EXERCISE INPUT -
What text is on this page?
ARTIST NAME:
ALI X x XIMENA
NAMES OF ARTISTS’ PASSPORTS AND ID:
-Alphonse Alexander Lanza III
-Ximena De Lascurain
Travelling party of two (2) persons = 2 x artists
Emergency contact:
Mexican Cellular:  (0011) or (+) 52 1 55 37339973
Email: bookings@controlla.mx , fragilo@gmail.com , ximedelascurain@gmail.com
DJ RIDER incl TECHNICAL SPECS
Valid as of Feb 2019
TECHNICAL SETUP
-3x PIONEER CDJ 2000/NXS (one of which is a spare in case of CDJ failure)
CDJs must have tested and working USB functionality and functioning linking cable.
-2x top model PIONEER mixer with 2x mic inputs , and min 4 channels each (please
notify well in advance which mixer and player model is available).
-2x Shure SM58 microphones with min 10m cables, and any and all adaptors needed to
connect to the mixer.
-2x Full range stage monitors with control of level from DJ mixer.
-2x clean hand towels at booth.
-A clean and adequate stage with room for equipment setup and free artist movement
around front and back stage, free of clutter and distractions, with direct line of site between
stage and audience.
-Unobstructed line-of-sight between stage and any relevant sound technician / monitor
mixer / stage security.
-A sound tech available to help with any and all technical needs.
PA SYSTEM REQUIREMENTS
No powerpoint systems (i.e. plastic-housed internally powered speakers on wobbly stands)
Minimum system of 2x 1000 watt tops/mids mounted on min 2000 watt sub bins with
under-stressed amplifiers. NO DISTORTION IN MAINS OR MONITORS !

SET TASK -
Show every line of the listing in which the string "free" can be found.

TASK ANSWER -
-A clean and adequate stage with room for equipment setup and free artist movement
around front and back stage, free of clutter and distractions, with direct line of site between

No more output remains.